[YOUR TASK]:
Exactly reproduce the lines from the line that has "What does this" down to the last line of the entries, inclusive.

[TASK INPUT]:

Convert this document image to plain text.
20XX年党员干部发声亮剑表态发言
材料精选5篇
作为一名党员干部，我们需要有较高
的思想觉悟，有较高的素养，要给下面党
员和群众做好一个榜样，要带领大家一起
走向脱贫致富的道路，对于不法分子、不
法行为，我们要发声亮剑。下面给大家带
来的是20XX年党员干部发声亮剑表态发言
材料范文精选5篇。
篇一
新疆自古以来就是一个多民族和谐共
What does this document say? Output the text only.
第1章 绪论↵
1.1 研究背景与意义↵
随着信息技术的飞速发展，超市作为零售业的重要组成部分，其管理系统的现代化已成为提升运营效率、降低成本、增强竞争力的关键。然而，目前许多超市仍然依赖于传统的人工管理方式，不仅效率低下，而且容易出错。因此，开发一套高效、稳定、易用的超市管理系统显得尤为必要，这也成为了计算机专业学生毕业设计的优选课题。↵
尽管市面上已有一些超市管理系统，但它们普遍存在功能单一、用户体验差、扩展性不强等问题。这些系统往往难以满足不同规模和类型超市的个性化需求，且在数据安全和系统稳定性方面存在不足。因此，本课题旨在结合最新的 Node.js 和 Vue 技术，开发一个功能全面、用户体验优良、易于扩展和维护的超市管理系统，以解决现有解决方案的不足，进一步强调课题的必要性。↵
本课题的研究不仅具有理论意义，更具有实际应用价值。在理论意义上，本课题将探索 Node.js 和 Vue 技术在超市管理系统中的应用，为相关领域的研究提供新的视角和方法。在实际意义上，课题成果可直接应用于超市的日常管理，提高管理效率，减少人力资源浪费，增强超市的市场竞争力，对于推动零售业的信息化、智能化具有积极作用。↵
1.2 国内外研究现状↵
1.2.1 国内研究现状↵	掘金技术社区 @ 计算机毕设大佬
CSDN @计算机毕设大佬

[SOLVED EXERCISE]:
What does this document say? Output the text only.
第1章 绪论↵
1.1 研究背景与意义↵
随着信息技术的飞速发展，超市作为零售业的重要组成部分，其管理系统的现代化已成为提升运营效率、降低成本、增强竞争力的关键。然而，目前许多超市仍然依赖于传统的人工管理方式，不仅效率低下，而且容易出错。因此，开发一套高效、稳定、易用的超市管理系统显得尤为必要，这也成为了计算机专业学生毕业设计的优选课题。↵
尽管市面上已有一些超市管理系统，但它们普遍存在功能单一、用户体验差、扩展性不强等问题。这些系统往往难以满足不同规模和类型超市的个性化需求，且在数据安全和系统稳定性方面存在不足。因此，本课题旨在结合最新的 Node.js 和 Vue 技术，开发一个功能全面、用户体验优良、易于扩展和维护的超市管理系统，以解决现有解决方案的不足，进一步强调课题的必要性。↵
本课题的研究不仅具有理论意义，更具有实际应用价值。在理论意义上，本课题将探索 Node.js 和 Vue 技术在超市管理系统中的应用，为相关领域的研究提供新的视角和方法。在实际意义上，课题成果可直接应用于超市的日常管理，提高管理效率，减少人力资源浪费，增强超市的市场竞争力，对于推动零售业的信息化、智能化具有积极作用。↵
1.2 国内外研究现状↵
1.2.1 国内研究现状↵	掘金技术社区 @ 计算机毕设大佬
CSDN @计算机毕设大佬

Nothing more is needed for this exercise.